■ Problem to solve: Copy out each line of the material below that holds the string "BTCUSD".

[Records]
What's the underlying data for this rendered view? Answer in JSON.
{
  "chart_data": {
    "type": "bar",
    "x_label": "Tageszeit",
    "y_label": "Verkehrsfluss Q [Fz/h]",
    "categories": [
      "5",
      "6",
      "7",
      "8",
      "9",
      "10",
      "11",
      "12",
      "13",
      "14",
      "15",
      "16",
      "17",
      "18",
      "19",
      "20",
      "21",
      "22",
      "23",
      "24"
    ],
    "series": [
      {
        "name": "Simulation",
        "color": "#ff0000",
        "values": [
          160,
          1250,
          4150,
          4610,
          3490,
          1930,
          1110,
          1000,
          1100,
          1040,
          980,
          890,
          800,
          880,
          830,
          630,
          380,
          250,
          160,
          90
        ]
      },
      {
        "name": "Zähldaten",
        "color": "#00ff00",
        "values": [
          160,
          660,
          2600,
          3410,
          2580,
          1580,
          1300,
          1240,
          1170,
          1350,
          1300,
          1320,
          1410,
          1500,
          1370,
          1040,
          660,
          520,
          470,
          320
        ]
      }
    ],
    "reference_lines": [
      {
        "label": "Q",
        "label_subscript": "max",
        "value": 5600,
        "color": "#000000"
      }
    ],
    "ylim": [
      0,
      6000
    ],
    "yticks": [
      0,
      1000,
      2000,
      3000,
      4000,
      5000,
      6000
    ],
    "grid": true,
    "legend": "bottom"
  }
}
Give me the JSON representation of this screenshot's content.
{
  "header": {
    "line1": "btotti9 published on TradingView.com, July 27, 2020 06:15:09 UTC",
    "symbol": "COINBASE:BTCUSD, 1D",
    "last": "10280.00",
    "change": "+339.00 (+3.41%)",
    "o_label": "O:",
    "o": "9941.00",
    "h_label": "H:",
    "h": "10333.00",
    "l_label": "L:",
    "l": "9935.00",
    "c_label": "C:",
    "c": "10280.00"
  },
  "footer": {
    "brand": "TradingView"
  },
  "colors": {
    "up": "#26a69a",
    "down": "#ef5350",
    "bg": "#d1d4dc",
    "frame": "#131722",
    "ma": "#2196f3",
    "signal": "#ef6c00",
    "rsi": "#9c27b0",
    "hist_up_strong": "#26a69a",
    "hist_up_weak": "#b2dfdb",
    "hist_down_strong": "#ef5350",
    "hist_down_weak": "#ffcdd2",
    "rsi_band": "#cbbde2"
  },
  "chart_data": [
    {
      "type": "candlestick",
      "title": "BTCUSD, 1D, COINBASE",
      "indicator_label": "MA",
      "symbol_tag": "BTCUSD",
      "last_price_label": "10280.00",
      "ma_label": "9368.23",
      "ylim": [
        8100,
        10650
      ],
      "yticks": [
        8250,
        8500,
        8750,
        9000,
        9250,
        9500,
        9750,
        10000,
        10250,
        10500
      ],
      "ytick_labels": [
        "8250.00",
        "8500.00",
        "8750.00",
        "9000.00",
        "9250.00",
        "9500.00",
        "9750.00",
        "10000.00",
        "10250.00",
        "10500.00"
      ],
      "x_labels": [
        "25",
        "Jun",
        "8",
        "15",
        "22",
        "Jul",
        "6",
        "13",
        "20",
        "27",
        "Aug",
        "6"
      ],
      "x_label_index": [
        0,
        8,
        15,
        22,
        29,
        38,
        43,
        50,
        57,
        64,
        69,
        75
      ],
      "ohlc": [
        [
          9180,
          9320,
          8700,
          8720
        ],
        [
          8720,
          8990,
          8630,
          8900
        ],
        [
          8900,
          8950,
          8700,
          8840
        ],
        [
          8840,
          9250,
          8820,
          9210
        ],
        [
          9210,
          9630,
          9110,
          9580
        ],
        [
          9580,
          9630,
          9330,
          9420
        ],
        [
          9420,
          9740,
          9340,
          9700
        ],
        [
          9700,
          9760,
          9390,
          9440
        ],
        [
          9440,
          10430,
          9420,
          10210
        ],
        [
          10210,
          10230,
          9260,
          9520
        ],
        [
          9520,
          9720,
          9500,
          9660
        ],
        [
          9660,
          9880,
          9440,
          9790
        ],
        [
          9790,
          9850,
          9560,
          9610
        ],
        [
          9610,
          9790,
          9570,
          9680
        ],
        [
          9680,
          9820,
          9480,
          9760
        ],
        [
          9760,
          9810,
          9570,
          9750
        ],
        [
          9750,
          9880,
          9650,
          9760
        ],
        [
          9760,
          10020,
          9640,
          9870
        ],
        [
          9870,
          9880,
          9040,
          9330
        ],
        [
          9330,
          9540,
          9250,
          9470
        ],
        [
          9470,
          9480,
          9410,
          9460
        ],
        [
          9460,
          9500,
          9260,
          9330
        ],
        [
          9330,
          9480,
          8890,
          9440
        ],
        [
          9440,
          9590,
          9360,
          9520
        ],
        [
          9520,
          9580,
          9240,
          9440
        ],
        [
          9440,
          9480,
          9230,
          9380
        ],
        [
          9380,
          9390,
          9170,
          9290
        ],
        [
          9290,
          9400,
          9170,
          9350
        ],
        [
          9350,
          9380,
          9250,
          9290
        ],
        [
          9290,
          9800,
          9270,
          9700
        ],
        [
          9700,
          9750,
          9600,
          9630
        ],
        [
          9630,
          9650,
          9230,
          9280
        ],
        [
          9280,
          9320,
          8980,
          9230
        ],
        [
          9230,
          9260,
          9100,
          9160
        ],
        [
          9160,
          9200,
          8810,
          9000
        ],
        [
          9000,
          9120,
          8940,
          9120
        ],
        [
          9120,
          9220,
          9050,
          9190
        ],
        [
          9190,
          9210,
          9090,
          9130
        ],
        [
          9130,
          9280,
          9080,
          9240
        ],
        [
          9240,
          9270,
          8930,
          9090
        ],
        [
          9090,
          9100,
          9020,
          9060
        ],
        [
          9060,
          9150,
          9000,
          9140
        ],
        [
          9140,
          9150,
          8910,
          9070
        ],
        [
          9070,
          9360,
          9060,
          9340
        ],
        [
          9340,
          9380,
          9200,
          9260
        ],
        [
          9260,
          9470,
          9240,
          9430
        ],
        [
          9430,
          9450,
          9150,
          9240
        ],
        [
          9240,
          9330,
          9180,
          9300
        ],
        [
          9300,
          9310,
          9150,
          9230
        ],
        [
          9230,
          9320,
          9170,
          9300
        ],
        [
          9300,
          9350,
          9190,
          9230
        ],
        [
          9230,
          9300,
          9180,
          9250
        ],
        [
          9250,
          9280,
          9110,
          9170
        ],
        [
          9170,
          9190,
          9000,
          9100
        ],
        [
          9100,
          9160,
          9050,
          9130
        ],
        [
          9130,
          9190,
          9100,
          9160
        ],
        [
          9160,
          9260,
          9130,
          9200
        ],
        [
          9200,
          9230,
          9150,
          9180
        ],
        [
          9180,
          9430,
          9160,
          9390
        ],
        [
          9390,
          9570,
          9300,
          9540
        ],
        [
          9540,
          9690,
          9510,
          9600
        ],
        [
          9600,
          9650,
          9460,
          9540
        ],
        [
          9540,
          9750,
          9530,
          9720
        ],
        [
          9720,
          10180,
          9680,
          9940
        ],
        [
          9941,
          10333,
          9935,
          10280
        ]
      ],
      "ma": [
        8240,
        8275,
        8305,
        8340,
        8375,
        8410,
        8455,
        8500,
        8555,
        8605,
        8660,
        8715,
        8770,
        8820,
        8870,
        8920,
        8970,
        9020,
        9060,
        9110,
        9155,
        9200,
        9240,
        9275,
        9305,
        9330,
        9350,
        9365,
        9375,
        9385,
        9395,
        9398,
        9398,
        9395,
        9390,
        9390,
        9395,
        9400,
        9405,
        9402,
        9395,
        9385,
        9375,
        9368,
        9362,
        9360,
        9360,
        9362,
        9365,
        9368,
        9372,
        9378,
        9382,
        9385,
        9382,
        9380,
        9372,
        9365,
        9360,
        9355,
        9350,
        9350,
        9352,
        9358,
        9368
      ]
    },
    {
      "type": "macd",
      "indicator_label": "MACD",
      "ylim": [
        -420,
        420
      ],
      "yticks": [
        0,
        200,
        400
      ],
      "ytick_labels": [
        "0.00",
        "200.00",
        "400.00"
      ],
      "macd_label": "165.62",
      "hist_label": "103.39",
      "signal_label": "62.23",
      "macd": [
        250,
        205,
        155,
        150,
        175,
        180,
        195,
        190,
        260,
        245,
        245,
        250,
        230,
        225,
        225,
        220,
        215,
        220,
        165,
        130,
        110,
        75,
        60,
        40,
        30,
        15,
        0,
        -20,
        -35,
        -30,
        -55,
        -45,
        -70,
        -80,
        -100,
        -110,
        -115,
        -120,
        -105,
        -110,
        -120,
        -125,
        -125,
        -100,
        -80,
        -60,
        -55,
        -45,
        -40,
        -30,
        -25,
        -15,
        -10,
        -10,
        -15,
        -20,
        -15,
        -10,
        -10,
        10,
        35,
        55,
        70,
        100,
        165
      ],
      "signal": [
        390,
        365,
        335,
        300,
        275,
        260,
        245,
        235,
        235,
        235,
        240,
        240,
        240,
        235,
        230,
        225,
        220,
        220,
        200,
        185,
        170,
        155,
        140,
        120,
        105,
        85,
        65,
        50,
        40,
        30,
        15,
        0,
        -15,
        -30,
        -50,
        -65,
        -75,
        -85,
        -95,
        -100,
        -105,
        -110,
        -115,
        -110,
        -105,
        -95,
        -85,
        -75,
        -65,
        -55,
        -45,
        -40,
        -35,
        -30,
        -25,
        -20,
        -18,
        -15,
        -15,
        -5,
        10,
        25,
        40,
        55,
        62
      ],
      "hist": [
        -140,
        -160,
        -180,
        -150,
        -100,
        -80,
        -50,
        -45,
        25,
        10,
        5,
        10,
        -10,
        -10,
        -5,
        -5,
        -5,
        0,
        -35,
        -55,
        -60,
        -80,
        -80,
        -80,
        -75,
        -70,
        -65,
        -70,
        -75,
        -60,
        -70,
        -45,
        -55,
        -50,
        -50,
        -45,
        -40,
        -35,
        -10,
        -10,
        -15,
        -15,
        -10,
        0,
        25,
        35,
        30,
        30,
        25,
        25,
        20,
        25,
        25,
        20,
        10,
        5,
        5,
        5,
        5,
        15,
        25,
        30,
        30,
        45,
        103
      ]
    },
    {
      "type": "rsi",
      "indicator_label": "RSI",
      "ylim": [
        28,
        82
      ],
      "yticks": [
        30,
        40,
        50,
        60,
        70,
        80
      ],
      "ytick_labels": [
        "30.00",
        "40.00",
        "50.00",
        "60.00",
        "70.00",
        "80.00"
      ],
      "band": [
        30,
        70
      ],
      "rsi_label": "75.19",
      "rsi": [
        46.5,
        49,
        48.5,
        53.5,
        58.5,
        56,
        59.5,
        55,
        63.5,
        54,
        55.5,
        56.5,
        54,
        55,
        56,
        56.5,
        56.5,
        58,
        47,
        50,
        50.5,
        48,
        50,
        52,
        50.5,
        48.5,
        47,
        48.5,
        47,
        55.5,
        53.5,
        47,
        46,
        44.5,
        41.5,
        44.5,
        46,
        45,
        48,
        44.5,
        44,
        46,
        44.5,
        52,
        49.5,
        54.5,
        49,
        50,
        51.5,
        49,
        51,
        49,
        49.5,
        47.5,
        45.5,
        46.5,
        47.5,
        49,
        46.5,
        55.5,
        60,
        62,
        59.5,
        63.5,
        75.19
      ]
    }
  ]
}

■ Solution:
    "symbol": "COINBASE:BTCUSD, 1D",
      "title": "BTCUSD, 1D, COINBASE",
      "symbol_tag": "BTCUSD",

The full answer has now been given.